Given instruction: Examine each line of the data. Copy those that contain the string "table".

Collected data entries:
————

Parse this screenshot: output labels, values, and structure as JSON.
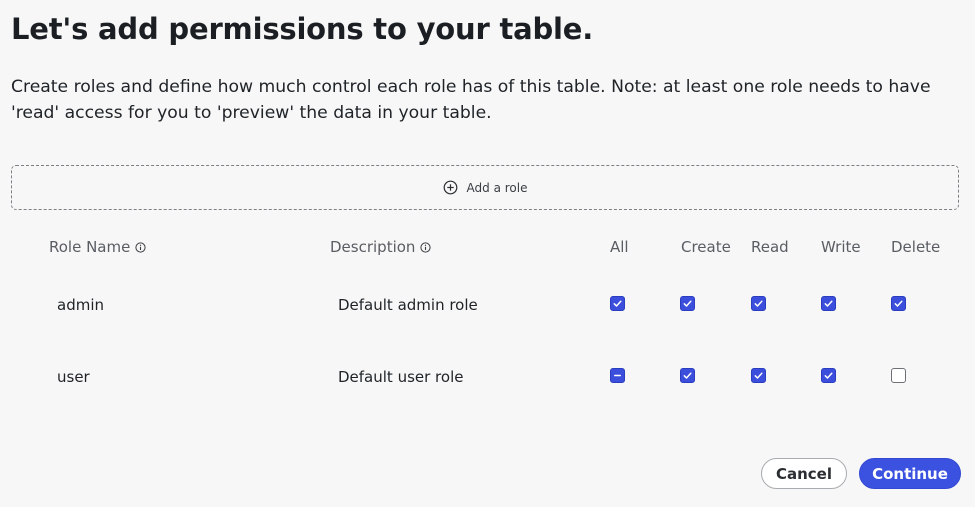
{
  "page": {
    "title": "Let's add permissions to your table.",
    "description": "Create roles and define how much control each role has of this table. Note: at least one role needs to have 'read' access for you to 'preview' the data in your table."
  },
  "add_role": {
    "label": "Add a role",
    "icon": "plus-circle-icon"
  },
  "table": {
    "headers": {
      "role_name": "Role Name",
      "description": "Description",
      "all": "All",
      "create": "Create",
      "read": "Read",
      "write": "Write",
      "delete": "Delete"
    },
    "rows": [
      {
        "role": "admin",
        "description": "Default admin role",
        "all": "checked",
        "create": "checked",
        "read": "checked",
        "write": "checked",
        "delete": "checked"
      },
      {
        "role": "user",
        "description": "Default user role",
        "all": "indeterminate",
        "create": "checked",
        "read": "checked",
        "write": "checked",
        "delete": "unchecked"
      }
    ]
  },
  "actions": {
    "cancel": "Cancel",
    "continue": "Continue"
  },
  "colors": {
    "accent": "#3b52e0",
    "background": "#f6f7f6"
  }
}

————

Reply:
    "title": "Let's add permissions to your table.",
    "description": "Create roles and define how much control each role has of this table. Note: at least one role needs to have 'read' access for you to 'preview' the data in your table."
  "table": {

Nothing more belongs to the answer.